Given task –
Exclude the pictures and reproduce the remaining data exactly as written.

Records to use –
## BEGIN

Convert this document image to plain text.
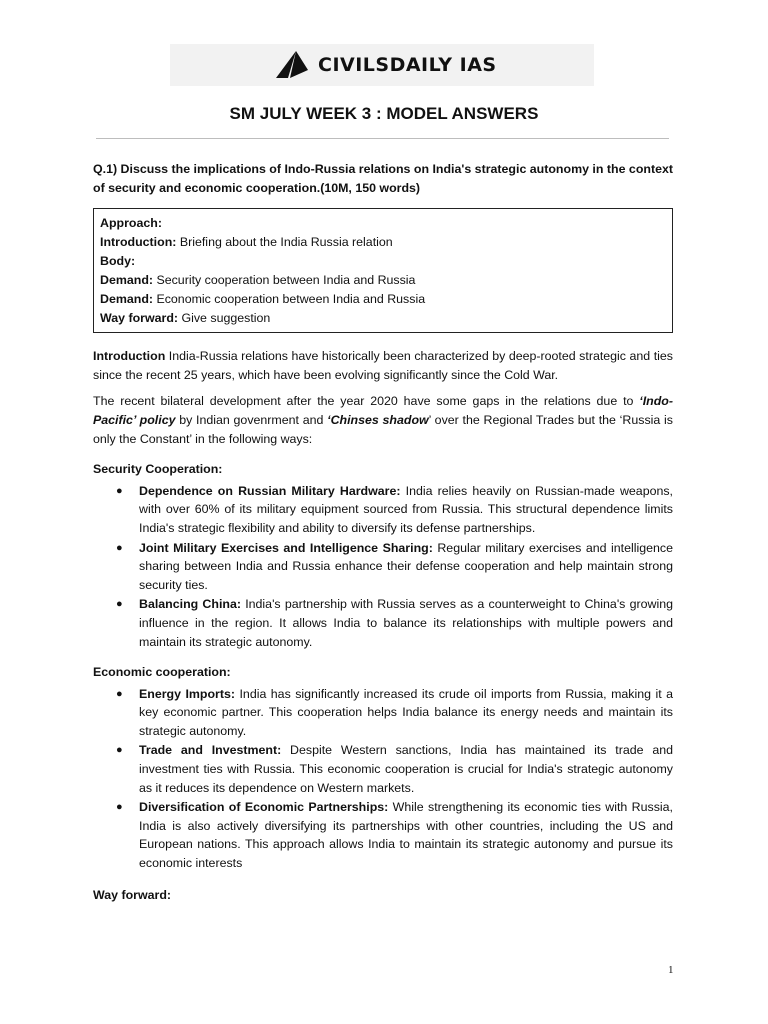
CIVILSDAILY IAS
SM JULY WEEK 3 : MODEL ANSWERS
Q.1) Discuss the implications of Indo-Russia relations on India's strategic autonomy in the context of security and economic cooperation.(10M, 150 words)
Approach:
Introduction: Briefing about the India Russia relation
Body:
Demand: Security cooperation between India and Russia
Demand: Economic cooperation between India and Russia
Way forward: Give suggestion

Introduction India-Russia relations have historically been characterized by deep-rooted strategic and ties since the recent 25 years, which have been evolving significantly since the Cold War.

The recent bilateral development after the year 2020 have some gaps in the relations due to ‘Indo-Pacific’ policy by Indian govenrment and ‘Chinses shadow’ over the Regional Trades but the ‘Russia is only the Constant’ in the following ways:

Security Cooperation:
● Dependence on Russian Military Hardware: India relies heavily on Russian-made weapons, with over 60% of its military equipment sourced from Russia. This structural dependence limits India's strategic flexibility and ability to diversify its defense partnerships.
● Joint Military Exercises and Intelligence Sharing: Regular military exercises and intelligence sharing between India and Russia enhance their defense cooperation and help maintain strong security ties.
● Balancing China: India's partnership with Russia serves as a counterweight to China's growing influence in the region. It allows India to balance its relationships with multiple powers and maintain its strategic autonomy.
Economic cooperation:
● Energy Imports: India has significantly increased its crude oil imports from Russia, making it a key economic partner. This cooperation helps India balance its energy needs and maintain its strategic autonomy.
● Trade and Investment: Despite Western sanctions, India has maintained its trade and investment ties with Russia. This economic cooperation is crucial for India's strategic autonomy as it reduces its dependence on Western markets.
● Diversification of Economic Partnerships: While strengthening its economic ties with Russia, India is also actively diversifying its partnerships with other countries, including the US and European nations. This approach allows India to maintain its strategic autonomy and pursue its economic interests
Way forward:
1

## END

Solved problem –
Convert this document image to plain text.
CIVILSDAILY IAS
SM JULY WEEK 3 : MODEL ANSWERS
Q.1) Discuss the implications of Indo-Russia relations on India's strategic autonomy in the context of security and economic cooperation.(10M, 150 words)
Approach:
Introduction: Briefing about the India Russia relation
Body:
Demand: Security cooperation between India and Russia
Demand: Economic cooperation between India and Russia
Way forward: Give suggestion

Introduction India-Russia relations have historically been characterized by deep-rooted strategic and ties since the recent 25 years, which have been evolving significantly since the Cold War.

The recent bilateral development after the year 2020 have some gaps in the relations due to ‘Indo-Pacific’ policy by Indian govenrment and ‘Chinses shadow’ over the Regional Trades but the ‘Russia is only the Constant’ in the following ways:

Security Cooperation:
● Dependence on Russian Military Hardware: India relies heavily on Russian-made weapons, with over 60% of its military equipment sourced from Russia. This structural dependence limits India's strategic flexibility and ability to diversify its defense partnerships.
● Joint Military Exercises and Intelligence Sharing: Regular military exercises and intelligence sharing between India and Russia enhance their defense cooperation and help maintain strong security ties.
● Balancing China: India's partnership with Russia serves as a counterweight to China's growing influence in the region. It allows India to balance its relationships with multiple powers and maintain its strategic autonomy.
Economic cooperation:
● Energy Imports: India has significantly increased its crude oil imports from Russia, making it a key economic partner. This cooperation helps India balance its energy needs and maintain its strategic autonomy.
● Trade and Investment: Despite Western sanctions, India has maintained its trade and investment ties with Russia. This economic cooperation is crucial for India's strategic autonomy as it reduces its dependence on Western markets.
● Diversification of Economic Partnerships: While strengthening its economic ties with Russia, India is also actively diversifying its partnerships with other countries, including the US and European nations. This approach allows India to maintain its strategic autonomy and pursue its economic interests
Way forward:
1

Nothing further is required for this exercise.